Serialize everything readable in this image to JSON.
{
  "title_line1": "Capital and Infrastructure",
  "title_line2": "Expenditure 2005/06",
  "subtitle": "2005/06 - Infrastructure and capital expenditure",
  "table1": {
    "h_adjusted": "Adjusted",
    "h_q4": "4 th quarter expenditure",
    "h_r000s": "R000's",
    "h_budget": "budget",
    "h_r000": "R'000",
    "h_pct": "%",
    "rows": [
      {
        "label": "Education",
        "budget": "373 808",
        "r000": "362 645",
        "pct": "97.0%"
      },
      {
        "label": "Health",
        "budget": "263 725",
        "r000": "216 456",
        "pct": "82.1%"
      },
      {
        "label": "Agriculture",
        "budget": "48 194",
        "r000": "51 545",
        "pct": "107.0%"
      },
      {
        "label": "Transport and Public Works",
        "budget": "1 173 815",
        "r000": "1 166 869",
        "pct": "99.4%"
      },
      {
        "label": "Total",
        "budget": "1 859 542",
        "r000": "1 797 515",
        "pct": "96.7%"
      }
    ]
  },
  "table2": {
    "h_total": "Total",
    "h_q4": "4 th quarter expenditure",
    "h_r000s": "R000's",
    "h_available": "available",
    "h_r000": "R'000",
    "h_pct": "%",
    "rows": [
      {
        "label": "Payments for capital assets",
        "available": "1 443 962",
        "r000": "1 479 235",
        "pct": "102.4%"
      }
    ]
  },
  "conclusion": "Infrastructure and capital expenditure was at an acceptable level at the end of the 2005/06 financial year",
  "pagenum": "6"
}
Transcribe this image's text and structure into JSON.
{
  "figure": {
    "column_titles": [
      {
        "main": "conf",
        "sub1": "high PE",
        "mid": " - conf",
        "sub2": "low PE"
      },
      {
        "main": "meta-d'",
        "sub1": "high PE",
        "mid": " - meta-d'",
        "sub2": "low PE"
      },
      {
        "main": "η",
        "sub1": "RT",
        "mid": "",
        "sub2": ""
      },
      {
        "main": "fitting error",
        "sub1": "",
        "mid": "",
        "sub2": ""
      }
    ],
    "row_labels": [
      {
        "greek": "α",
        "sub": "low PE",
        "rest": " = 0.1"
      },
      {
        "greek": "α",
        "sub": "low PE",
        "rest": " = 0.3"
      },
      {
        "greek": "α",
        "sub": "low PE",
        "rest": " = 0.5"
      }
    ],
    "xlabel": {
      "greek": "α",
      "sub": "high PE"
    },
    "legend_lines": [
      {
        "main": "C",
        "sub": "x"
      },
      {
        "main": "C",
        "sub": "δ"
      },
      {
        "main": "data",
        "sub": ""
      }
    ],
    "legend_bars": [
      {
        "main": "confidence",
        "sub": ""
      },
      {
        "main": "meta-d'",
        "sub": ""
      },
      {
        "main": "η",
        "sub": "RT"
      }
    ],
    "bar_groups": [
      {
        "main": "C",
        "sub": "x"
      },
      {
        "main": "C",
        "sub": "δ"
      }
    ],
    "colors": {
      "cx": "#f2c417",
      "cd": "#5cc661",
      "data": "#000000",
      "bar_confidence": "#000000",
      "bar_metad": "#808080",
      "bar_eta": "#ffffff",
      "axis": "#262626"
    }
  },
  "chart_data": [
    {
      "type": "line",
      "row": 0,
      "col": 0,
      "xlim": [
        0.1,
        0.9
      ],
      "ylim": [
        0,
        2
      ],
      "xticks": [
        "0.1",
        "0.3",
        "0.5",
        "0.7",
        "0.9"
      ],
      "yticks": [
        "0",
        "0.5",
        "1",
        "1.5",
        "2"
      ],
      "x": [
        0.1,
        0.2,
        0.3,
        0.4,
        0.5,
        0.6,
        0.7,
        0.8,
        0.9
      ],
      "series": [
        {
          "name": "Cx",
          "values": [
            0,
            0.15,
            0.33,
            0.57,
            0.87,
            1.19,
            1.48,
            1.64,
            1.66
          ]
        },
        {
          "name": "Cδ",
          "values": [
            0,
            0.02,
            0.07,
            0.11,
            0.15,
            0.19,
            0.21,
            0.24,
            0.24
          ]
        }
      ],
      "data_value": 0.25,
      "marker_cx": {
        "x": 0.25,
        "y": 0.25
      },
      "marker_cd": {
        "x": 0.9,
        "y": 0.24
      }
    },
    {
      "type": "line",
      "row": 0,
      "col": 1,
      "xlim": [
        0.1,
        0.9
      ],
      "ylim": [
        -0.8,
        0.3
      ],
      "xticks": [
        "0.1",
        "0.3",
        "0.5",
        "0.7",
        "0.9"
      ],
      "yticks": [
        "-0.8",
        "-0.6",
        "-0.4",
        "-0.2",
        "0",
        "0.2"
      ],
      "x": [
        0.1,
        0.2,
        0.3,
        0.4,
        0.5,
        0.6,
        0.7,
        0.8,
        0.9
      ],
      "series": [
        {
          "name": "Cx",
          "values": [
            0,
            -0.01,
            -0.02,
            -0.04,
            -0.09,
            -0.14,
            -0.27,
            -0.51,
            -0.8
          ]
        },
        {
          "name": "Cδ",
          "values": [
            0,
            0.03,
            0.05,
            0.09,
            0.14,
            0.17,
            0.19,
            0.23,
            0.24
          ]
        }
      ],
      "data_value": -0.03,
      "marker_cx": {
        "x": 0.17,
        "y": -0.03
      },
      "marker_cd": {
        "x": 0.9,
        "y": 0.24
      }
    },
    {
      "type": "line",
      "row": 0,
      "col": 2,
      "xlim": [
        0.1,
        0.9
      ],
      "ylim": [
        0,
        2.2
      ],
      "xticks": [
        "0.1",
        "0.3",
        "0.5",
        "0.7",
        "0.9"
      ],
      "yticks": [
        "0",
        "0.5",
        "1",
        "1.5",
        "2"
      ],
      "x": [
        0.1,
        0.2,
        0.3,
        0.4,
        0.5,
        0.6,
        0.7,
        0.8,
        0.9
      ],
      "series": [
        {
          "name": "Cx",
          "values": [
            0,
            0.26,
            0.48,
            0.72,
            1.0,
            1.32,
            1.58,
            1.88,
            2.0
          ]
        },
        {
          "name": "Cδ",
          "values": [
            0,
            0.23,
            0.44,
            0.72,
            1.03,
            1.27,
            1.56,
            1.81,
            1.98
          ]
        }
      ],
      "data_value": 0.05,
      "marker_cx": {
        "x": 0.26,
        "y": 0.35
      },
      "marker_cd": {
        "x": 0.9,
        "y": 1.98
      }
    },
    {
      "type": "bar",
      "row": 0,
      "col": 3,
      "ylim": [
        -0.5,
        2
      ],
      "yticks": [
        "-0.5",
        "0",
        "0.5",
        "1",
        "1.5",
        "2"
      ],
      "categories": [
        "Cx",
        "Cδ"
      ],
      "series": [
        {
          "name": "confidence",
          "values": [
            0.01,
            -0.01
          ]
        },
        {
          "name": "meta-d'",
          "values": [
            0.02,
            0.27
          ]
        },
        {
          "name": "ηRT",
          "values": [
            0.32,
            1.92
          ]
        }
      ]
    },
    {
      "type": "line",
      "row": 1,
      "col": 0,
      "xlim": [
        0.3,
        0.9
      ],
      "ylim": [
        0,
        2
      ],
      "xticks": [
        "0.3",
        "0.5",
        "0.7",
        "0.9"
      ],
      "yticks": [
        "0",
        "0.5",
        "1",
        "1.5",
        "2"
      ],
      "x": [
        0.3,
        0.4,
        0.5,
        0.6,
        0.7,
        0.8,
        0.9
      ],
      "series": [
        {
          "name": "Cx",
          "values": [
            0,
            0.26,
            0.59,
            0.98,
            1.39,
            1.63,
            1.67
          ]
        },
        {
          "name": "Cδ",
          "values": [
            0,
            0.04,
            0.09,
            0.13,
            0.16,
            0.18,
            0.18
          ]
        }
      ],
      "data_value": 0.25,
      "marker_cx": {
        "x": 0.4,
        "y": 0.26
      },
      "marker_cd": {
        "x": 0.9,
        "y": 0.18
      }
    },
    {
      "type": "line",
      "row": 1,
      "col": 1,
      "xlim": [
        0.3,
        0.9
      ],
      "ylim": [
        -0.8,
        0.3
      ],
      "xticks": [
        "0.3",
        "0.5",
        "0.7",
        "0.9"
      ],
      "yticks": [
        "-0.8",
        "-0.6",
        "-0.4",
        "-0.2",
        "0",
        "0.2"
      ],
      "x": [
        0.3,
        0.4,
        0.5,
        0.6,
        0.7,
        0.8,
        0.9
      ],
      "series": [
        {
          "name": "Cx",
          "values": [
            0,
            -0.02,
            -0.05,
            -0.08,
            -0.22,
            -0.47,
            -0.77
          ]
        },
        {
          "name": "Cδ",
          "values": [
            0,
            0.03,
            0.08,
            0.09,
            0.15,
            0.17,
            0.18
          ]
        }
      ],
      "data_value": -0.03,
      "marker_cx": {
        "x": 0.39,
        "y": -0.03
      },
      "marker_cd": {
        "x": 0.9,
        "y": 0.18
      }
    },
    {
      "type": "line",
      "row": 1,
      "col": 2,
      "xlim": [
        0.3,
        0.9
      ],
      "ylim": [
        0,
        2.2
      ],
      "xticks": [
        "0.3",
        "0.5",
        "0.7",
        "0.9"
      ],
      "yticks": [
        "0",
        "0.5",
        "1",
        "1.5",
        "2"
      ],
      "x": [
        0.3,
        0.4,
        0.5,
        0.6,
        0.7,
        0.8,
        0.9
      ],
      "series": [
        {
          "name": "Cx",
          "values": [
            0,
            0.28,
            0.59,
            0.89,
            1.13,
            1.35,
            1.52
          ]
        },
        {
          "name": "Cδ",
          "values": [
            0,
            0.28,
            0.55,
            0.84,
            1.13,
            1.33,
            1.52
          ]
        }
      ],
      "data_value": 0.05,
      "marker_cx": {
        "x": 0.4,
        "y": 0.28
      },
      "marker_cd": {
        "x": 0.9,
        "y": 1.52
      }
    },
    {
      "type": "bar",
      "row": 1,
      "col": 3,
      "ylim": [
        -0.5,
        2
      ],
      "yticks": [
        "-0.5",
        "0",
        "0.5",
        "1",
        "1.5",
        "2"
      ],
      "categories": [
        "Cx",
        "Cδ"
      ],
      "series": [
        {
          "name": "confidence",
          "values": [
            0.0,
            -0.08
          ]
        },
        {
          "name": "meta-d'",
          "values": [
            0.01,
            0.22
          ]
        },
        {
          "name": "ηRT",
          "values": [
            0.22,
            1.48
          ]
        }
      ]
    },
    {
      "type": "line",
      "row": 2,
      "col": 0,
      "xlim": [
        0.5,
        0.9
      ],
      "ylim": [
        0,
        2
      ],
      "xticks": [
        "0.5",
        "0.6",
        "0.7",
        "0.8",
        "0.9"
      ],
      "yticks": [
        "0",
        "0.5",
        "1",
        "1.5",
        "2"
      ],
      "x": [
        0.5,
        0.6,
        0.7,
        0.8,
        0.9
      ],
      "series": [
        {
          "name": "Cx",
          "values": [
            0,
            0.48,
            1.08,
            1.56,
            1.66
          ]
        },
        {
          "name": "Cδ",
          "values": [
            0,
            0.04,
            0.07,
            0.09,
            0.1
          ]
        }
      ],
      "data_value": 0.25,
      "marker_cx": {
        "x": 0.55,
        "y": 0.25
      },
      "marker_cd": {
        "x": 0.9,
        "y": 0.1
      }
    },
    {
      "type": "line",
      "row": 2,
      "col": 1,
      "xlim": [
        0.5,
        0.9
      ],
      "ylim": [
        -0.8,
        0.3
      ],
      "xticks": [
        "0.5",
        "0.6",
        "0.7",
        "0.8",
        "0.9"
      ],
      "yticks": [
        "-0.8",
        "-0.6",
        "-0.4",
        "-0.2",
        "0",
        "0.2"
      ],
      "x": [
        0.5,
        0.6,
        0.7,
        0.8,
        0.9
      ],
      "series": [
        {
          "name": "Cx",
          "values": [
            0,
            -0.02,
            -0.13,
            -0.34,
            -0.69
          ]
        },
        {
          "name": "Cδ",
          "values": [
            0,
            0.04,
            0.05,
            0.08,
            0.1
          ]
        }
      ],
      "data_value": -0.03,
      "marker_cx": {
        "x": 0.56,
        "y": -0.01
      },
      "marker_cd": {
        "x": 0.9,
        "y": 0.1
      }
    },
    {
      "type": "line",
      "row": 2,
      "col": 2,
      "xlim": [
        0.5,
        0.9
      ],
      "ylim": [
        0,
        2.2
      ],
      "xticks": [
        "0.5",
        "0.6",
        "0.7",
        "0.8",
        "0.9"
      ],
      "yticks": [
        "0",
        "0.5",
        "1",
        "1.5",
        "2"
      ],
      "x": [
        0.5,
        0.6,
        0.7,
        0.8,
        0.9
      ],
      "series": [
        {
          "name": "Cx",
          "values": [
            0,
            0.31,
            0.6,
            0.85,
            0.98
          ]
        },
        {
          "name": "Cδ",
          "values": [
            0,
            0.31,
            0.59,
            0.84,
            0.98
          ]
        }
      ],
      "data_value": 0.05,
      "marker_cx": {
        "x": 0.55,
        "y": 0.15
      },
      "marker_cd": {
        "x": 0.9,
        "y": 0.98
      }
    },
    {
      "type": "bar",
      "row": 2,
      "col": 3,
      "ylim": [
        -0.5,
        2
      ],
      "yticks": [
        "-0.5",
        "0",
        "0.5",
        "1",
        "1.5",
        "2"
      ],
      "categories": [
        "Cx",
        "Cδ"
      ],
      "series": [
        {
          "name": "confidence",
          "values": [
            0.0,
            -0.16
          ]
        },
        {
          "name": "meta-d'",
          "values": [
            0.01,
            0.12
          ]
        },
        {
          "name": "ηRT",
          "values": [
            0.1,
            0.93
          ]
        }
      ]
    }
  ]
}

Set problem: Search the listing for the word "budget". Copy every line in which it occurs.

Correct output:
    "h_budget": "budget",
        "budget": "373 808",
        "budget": "263 725",
        "budget": "48 194",
        "budget": "1 173 815",
        "budget": "1 859 542",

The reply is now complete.